To do:
Identify all lines of the data containing the string "شماره" and copy them.

Excerpted data:
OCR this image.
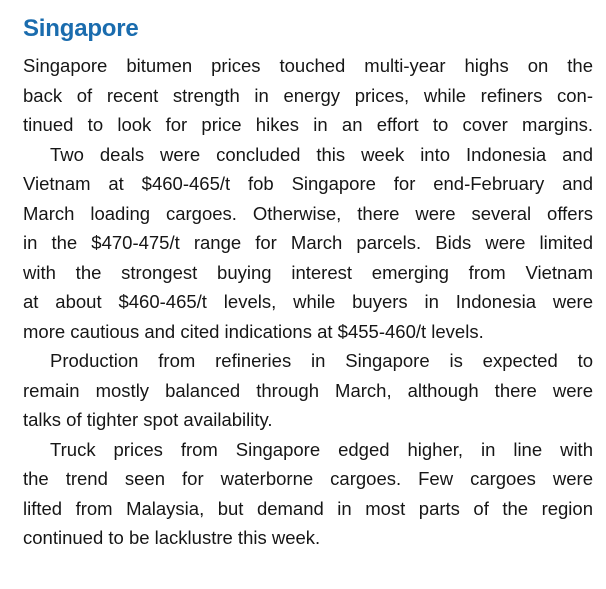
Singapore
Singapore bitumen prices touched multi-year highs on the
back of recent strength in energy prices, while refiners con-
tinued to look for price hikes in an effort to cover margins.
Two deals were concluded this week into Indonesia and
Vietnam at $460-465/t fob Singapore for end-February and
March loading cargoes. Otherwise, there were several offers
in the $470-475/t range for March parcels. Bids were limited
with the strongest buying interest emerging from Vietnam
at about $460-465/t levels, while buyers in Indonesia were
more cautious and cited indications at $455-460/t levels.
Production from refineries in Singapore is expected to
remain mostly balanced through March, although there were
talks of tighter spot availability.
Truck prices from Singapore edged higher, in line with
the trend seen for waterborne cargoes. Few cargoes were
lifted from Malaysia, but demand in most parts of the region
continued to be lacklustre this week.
...
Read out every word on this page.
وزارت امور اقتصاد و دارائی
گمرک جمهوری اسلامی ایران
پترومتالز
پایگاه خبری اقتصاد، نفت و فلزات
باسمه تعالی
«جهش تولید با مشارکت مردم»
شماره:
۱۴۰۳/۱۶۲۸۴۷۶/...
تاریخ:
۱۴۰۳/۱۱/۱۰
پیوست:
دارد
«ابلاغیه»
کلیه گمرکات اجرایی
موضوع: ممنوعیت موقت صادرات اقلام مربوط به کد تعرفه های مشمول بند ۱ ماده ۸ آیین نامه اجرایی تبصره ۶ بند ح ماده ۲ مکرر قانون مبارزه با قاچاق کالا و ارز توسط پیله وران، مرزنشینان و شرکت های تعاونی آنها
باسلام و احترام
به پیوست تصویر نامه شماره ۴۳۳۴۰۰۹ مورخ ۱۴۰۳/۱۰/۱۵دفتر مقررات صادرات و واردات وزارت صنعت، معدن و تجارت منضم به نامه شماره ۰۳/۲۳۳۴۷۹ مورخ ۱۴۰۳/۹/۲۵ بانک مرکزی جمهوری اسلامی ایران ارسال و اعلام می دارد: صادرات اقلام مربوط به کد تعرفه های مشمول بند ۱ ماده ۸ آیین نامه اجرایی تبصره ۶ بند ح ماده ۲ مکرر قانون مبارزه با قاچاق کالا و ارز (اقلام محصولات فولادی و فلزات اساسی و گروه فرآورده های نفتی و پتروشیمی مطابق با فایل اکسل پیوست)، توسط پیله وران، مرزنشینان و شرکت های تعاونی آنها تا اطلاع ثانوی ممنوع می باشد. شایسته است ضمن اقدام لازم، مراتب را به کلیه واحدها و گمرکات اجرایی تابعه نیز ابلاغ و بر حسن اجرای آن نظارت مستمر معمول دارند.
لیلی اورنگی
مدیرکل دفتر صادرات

Task output:
شماره:
به پیوست تصویر نامه شماره ۴۳۳۴۰۰۹ مورخ ۱۴۰۳/۱۰/۱۵دفتر مقررات صادرات و واردات وزارت صنعت، معدن و تجارت منضم به نامه شماره ۰۳/۲۳۳۴۷۹ مورخ ۱۴۰۳/۹/۲۵ بانک مرکزی جمهوری اسلامی ایران ارسال و اعلام می دارد: صادرات اقلام مربوط به کد تعرفه های مشمول بند ۱ ماده ۸ آیین نامه اجرایی تبصره ۶ بند ح ماده ۲ مکرر قانون مبارزه با قاچاق کالا و ارز (اقلام محصولات فولادی و فلزات اساسی و گروه فرآورده های نفتی و پتروشیمی مطابق با فایل اکسل پیوست)، توسط پیله وران، مرزنشینان و شرکت های تعاونی آنها تا اطلاع ثانوی ممنوع می باشد. شایسته است ضمن اقدام لازم، مراتب را به کلیه واحدها و گمرکات اجرایی تابعه نیز ابلاغ و بر حسن اجرای آن نظارت مستمر معمول دارند.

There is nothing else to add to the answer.